━━━━━ Materials provided
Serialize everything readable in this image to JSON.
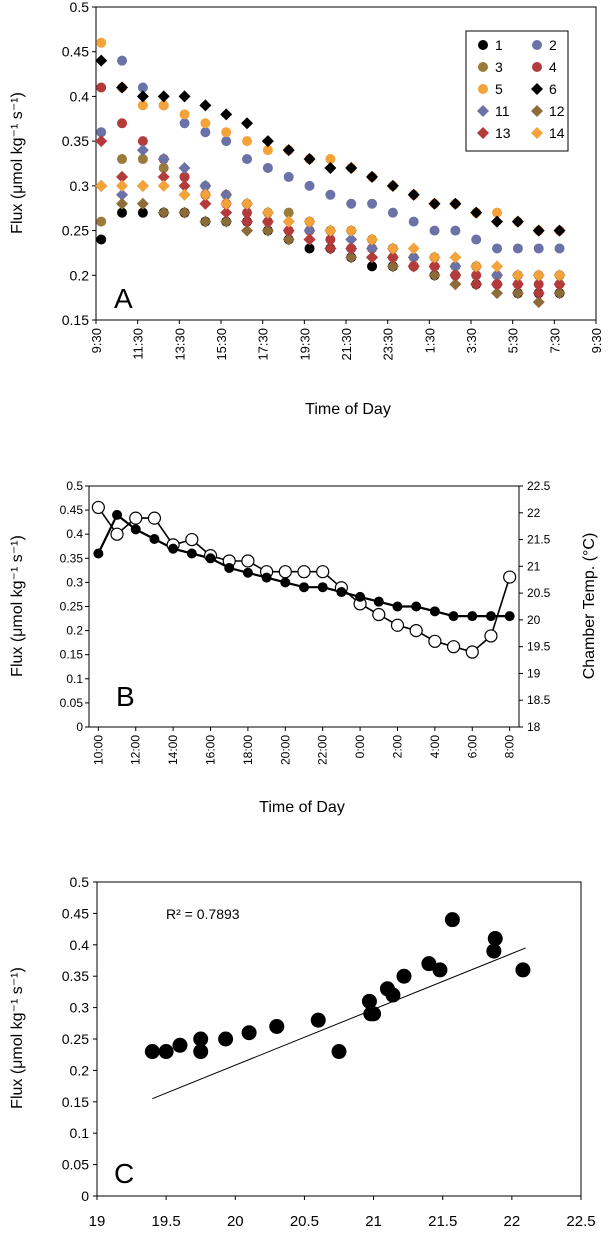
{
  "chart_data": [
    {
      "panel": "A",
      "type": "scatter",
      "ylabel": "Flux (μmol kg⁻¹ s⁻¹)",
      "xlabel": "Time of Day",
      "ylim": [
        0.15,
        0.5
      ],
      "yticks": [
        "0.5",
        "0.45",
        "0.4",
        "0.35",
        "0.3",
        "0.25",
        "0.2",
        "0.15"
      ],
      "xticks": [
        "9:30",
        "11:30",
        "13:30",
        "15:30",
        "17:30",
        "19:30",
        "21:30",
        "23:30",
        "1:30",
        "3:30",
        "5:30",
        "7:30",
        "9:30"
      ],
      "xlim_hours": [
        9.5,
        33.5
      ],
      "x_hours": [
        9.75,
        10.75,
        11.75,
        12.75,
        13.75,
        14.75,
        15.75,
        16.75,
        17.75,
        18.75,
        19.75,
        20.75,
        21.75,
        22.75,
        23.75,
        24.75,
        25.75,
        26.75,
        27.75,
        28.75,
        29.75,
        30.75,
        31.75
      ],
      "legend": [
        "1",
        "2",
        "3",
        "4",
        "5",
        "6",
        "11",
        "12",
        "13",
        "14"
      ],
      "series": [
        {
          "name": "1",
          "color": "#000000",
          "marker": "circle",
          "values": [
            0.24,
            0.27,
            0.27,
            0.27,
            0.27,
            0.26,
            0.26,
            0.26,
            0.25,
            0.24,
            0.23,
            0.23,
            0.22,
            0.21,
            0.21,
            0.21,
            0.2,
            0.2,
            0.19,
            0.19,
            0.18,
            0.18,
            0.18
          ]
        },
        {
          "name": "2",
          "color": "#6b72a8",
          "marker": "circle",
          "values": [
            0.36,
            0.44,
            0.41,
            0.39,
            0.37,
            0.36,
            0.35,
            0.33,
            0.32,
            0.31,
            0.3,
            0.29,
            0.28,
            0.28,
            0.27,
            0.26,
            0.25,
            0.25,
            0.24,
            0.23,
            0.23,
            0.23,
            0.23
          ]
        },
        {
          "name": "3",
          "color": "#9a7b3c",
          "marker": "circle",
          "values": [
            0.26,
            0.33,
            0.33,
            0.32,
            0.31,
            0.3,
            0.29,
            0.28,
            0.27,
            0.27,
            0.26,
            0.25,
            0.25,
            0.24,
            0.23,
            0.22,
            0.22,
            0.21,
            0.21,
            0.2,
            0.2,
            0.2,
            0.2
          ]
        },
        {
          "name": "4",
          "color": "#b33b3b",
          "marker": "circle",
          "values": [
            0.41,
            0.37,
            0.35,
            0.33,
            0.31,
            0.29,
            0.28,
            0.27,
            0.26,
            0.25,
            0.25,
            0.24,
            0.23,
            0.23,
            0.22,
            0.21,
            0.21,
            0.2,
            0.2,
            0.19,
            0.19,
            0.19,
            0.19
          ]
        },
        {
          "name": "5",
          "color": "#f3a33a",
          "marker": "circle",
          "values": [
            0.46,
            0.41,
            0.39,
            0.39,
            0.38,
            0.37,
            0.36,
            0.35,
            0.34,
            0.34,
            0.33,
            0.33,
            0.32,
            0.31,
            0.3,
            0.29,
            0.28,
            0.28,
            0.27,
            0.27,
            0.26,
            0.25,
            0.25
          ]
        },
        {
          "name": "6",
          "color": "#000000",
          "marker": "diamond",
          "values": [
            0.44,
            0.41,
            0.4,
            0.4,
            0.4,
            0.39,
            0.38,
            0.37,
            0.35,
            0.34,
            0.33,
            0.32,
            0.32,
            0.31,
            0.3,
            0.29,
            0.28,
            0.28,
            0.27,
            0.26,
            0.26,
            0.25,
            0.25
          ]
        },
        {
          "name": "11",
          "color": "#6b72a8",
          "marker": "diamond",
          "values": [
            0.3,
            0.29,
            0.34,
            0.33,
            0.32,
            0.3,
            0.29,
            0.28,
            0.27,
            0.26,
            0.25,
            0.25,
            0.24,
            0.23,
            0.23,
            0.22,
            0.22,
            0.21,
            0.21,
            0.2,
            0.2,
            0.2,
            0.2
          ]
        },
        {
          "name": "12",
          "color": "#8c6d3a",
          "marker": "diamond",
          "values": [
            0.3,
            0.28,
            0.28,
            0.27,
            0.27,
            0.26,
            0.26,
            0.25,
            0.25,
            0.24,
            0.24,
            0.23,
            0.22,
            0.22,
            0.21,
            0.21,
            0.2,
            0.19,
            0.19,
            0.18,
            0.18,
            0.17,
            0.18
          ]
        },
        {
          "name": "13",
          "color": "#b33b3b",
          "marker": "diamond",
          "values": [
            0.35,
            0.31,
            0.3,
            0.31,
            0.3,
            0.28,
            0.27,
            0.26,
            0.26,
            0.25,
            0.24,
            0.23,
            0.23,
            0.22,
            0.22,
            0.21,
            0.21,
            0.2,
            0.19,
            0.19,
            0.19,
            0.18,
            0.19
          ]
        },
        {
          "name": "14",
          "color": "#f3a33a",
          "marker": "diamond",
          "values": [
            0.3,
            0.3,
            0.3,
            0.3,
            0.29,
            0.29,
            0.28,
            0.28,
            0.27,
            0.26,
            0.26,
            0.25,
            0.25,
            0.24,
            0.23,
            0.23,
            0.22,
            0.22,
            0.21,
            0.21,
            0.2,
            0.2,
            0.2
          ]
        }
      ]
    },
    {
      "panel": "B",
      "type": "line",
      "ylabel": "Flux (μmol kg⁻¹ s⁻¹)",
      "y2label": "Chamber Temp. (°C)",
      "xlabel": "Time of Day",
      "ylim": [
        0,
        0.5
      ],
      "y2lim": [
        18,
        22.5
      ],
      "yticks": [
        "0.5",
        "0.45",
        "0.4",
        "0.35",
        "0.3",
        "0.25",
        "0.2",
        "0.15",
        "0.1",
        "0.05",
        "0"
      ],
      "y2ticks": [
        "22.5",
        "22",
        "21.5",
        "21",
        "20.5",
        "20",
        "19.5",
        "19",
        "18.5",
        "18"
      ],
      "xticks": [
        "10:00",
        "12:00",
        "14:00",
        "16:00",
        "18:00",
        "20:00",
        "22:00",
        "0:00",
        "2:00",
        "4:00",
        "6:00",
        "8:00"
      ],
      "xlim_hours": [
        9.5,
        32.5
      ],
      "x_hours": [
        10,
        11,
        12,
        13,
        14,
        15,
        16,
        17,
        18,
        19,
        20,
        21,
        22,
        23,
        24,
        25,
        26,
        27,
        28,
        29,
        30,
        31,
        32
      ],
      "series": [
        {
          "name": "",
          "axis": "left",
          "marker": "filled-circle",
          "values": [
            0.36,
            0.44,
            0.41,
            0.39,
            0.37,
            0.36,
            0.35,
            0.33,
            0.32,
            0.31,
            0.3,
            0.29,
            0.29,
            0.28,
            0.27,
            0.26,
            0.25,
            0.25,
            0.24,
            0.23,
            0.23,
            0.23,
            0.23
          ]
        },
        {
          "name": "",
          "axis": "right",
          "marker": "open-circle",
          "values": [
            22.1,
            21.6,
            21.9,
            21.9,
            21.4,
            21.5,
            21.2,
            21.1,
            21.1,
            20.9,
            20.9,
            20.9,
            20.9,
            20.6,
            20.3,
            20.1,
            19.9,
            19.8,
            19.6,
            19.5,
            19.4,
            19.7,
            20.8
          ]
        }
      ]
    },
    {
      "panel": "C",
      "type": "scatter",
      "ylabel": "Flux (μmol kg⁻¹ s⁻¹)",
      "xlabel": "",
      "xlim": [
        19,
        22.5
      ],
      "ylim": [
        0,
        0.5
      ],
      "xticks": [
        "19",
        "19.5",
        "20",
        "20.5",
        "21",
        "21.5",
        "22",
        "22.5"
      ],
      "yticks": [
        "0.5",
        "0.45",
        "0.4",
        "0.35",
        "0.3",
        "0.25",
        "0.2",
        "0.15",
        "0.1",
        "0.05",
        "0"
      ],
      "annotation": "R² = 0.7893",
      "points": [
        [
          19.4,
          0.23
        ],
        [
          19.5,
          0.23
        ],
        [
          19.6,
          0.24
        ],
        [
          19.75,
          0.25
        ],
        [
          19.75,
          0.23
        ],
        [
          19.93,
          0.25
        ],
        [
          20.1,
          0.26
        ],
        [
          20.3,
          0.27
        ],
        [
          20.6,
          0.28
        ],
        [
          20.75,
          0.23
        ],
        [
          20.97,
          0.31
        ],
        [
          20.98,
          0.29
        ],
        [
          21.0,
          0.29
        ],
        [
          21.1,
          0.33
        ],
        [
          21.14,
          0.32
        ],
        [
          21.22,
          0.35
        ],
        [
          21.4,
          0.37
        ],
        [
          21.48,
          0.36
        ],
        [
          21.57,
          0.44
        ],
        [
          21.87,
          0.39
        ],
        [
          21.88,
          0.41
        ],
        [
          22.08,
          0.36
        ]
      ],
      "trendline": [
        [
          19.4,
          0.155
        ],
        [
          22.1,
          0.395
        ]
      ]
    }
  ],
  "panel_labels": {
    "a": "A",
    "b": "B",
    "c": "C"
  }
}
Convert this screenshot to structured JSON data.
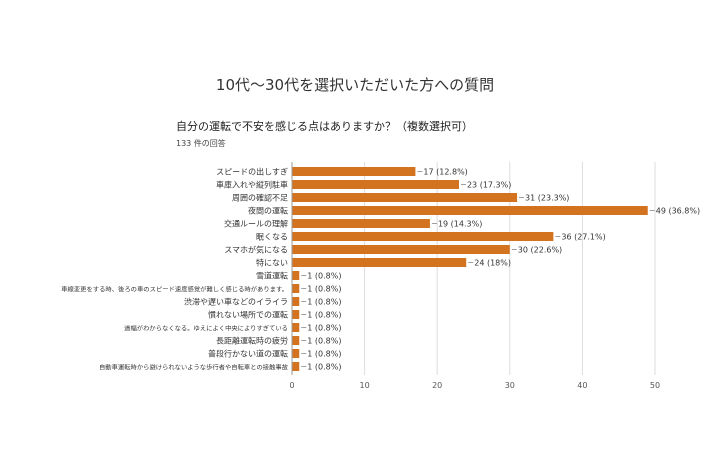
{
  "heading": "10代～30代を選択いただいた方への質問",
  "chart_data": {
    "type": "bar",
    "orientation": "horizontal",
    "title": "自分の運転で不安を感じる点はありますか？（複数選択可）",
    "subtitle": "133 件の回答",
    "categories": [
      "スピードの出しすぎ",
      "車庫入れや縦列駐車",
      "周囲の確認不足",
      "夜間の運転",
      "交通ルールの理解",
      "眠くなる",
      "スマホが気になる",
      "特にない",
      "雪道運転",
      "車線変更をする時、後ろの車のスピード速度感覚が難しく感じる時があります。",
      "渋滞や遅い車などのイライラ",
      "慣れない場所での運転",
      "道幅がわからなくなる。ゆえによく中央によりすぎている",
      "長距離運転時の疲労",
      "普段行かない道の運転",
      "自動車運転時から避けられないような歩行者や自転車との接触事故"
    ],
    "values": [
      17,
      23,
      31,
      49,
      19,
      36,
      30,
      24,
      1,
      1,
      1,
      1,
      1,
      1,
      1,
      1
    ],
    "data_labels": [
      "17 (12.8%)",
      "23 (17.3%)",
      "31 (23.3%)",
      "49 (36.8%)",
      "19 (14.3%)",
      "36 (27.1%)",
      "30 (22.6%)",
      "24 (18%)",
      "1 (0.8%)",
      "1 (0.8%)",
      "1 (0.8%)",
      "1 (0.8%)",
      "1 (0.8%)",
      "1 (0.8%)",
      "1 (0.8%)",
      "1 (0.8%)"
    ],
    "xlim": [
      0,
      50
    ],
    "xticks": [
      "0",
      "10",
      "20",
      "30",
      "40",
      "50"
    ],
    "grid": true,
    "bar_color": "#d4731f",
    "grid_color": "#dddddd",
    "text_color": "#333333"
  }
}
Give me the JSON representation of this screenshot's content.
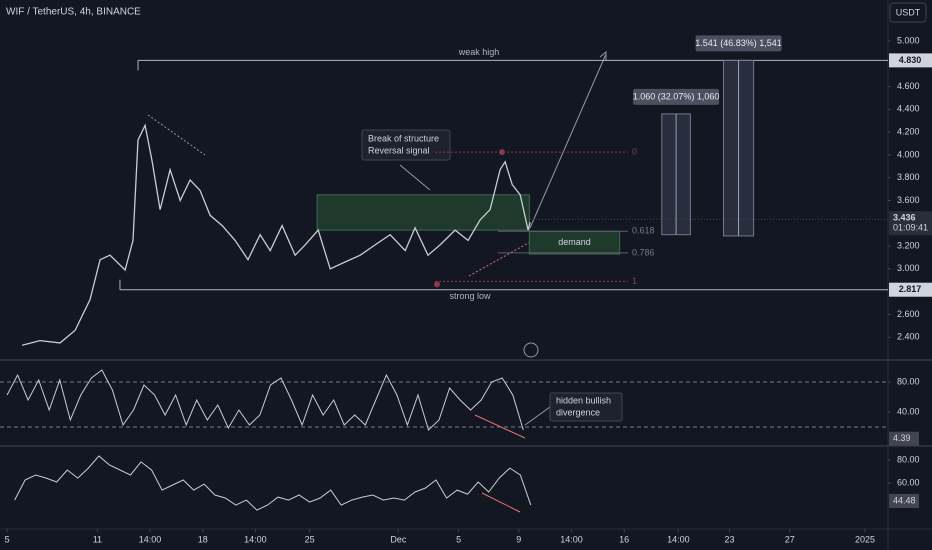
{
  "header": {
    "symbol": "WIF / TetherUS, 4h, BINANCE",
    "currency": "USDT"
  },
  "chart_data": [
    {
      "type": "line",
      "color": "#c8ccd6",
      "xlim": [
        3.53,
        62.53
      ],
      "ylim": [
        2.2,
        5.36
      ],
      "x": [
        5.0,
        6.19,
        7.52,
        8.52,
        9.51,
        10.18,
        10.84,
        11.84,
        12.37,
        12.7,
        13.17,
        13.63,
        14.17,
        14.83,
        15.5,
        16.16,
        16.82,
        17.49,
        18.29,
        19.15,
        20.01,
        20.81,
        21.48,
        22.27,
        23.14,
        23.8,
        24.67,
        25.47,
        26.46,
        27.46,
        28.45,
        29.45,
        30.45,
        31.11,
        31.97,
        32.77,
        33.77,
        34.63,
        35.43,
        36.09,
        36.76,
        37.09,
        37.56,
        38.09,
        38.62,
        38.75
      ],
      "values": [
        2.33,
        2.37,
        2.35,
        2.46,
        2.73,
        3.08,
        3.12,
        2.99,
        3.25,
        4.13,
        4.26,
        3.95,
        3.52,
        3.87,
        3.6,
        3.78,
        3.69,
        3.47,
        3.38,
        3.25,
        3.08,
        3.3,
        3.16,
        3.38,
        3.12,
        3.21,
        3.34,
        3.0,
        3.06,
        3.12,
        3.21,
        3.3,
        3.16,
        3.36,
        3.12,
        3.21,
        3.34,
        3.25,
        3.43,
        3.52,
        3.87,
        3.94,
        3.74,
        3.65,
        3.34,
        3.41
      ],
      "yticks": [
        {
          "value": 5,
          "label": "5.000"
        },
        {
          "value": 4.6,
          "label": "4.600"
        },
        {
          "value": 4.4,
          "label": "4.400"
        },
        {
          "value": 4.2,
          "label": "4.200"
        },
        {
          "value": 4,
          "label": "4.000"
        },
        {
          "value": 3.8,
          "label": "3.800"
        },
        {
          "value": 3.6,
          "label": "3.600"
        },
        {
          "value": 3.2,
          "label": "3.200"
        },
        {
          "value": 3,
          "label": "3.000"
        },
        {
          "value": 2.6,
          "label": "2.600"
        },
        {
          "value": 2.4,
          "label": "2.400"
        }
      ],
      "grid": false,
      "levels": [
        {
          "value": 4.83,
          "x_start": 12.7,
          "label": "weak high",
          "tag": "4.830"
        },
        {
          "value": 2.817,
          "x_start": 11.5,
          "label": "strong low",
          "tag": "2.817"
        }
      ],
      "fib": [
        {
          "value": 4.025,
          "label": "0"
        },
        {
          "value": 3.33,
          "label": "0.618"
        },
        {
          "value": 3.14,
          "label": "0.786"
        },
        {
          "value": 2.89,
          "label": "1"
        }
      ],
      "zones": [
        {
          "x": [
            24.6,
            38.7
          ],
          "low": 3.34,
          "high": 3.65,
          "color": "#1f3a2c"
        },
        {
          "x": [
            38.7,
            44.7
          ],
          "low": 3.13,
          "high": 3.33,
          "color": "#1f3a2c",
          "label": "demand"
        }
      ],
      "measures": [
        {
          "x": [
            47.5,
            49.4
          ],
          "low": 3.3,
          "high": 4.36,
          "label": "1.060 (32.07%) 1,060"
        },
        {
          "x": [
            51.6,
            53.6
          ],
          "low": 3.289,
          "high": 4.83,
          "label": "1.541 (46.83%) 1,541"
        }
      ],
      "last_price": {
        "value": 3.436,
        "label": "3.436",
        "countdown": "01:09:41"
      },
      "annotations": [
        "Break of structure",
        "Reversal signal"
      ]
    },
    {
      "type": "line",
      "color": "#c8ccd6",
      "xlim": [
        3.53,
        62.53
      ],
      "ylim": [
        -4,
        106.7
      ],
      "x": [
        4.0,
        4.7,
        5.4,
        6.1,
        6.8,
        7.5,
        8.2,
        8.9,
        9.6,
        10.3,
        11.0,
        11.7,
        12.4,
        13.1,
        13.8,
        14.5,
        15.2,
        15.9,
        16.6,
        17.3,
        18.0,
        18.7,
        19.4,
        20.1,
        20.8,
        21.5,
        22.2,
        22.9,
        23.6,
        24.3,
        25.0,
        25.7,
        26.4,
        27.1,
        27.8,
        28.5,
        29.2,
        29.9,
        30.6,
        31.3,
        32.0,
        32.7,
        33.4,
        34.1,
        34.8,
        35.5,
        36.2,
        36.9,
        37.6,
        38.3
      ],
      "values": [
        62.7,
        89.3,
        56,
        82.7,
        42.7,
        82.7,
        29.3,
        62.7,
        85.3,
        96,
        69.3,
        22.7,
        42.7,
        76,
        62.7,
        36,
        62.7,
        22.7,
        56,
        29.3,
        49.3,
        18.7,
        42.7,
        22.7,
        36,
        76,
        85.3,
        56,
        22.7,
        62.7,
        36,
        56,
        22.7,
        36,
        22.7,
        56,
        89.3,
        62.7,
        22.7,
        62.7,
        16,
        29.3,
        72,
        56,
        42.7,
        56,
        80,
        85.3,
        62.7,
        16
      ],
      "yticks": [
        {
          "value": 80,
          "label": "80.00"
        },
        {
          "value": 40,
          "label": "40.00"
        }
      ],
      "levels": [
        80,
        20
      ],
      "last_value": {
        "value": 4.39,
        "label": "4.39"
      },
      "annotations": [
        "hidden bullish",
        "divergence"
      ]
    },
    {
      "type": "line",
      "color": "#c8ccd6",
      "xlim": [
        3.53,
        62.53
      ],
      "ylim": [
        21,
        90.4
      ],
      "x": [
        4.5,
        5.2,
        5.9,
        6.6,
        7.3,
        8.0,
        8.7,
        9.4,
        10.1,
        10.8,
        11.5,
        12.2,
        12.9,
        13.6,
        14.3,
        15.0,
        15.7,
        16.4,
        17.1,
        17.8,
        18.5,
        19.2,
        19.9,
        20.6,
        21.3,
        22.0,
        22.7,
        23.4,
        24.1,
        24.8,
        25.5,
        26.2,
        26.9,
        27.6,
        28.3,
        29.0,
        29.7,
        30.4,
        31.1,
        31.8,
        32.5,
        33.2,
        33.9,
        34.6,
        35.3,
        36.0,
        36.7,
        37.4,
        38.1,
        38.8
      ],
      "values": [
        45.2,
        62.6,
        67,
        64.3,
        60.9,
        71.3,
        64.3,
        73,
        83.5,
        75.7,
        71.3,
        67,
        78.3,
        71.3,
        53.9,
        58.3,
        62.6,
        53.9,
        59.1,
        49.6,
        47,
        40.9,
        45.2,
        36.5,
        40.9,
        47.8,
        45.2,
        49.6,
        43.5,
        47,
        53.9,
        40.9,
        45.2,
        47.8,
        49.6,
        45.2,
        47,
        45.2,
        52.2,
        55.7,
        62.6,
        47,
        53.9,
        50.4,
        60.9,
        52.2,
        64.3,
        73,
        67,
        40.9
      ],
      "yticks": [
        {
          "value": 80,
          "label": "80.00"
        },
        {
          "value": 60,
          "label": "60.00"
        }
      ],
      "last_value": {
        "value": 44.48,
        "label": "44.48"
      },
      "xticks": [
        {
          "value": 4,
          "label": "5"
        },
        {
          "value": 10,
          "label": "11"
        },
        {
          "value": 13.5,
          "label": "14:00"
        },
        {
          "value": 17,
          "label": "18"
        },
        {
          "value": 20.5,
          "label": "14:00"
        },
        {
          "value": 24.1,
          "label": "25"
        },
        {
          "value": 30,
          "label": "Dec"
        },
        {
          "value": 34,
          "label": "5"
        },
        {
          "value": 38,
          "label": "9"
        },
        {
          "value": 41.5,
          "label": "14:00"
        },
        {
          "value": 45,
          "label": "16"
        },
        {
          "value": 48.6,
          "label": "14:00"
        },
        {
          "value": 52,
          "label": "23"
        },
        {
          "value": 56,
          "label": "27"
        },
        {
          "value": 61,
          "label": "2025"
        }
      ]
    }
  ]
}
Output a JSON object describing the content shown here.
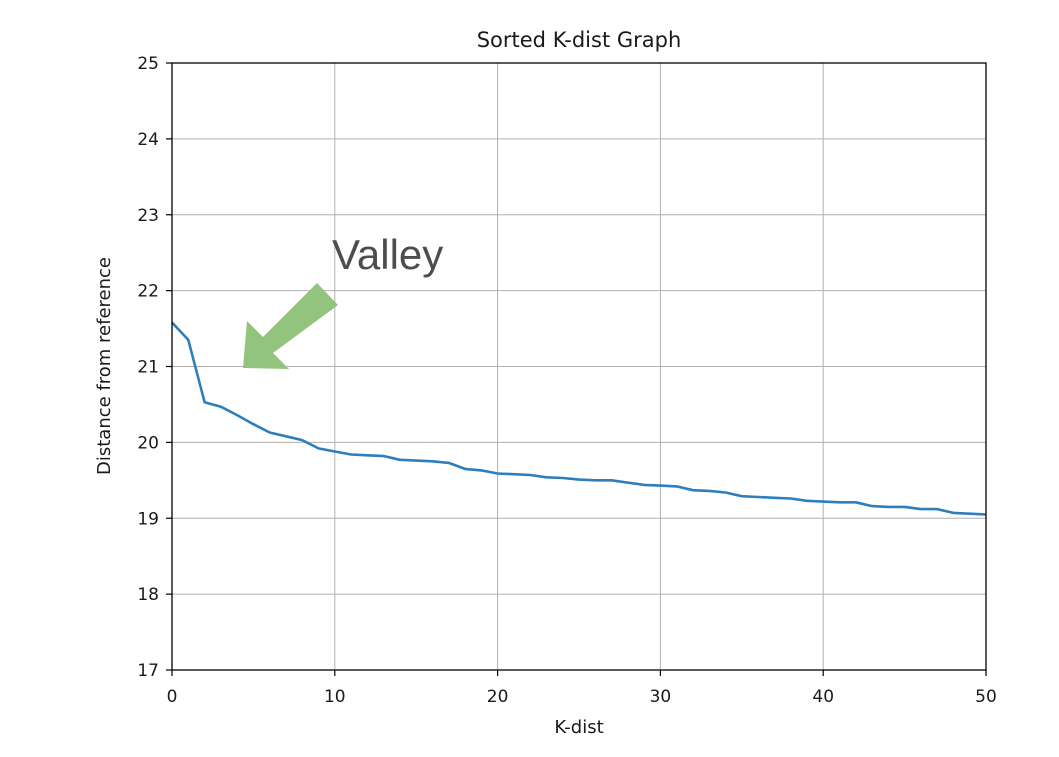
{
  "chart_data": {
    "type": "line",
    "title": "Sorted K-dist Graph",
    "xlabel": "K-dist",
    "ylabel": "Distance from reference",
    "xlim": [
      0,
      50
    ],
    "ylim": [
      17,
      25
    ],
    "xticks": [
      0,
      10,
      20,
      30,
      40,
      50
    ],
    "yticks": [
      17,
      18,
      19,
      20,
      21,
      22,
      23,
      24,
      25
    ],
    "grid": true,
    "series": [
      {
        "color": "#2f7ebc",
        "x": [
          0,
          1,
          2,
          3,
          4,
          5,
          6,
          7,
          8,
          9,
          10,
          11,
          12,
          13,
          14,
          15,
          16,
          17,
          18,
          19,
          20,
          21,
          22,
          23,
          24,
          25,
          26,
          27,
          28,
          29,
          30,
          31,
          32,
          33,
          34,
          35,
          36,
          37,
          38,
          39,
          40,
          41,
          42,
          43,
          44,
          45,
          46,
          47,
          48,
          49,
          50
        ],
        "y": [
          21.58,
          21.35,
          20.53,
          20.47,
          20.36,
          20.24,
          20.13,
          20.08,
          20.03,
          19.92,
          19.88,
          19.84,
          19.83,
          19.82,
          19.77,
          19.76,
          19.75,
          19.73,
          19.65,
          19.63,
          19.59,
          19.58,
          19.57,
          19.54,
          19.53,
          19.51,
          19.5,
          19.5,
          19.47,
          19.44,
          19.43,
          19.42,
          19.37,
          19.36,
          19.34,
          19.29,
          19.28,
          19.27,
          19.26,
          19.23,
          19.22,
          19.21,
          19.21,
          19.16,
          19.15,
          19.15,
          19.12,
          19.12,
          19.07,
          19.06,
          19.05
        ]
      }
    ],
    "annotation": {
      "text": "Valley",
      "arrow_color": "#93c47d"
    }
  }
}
━━━━━━━━━━
* [Direction]: List every line above that contains the word "high".

* [Response below]:
          "label": "weak high",
          "high": 3.65,
          "high": 3.33,
          "high": 4.36,
          "high": 4.83,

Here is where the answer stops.